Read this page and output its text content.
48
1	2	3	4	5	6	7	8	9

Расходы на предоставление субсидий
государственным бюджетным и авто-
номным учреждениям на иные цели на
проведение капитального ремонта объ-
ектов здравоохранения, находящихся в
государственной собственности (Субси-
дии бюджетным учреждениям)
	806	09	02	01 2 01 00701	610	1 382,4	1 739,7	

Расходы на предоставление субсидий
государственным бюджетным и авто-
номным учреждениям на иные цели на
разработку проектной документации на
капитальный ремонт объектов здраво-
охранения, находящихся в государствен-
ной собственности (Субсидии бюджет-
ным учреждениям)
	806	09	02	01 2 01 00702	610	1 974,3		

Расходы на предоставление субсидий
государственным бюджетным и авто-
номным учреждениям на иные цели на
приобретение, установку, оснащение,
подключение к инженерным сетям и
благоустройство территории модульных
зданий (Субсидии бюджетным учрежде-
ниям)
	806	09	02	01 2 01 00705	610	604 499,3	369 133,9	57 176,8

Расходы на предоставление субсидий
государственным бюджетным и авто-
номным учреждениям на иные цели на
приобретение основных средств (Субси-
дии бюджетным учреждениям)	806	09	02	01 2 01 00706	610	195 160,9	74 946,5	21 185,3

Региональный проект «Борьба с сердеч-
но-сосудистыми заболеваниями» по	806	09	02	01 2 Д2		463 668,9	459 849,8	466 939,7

---

What you should do:
All of the lines above must be returned exactly.

Answer to the problem:
Read this page and output its text content.
48
1	2	3	4	5	6	7	8	9

Расходы на предоставление субсидий
государственным бюджетным и авто-
номным учреждениям на иные цели на
проведение капитального ремонта объ-
ектов здравоохранения, находящихся в
государственной собственности (Субси-
дии бюджетным учреждениям)
	806	09	02	01 2 01 00701	610	1 382,4	1 739,7	

Расходы на предоставление субсидий
государственным бюджетным и авто-
номным учреждениям на иные цели на
разработку проектной документации на
капитальный ремонт объектов здраво-
охранения, находящихся в государствен-
ной собственности (Субсидии бюджет-
ным учреждениям)
	806	09	02	01 2 01 00702	610	1 974,3		

Расходы на предоставление субсидий
государственным бюджетным и авто-
номным учреждениям на иные цели на
приобретение, установку, оснащение,
подключение к инженерным сетям и
благоустройство территории модульных
зданий (Субсидии бюджетным учрежде-
ниям)
	806	09	02	01 2 01 00705	610	604 499,3	369 133,9	57 176,8

Расходы на предоставление субсидий
государственным бюджетным и авто-
номным учреждениям на иные цели на
приобретение основных средств (Субси-
дии бюджетным учреждениям)	806	09	02	01 2 01 00706	610	195 160,9	74 946,5	21 185,3

Региональный проект «Борьба с сердеч-
но-сосудистыми заболеваниями» по	806	09	02	01 2 Д2		463 668,9	459 849,8	466 939,7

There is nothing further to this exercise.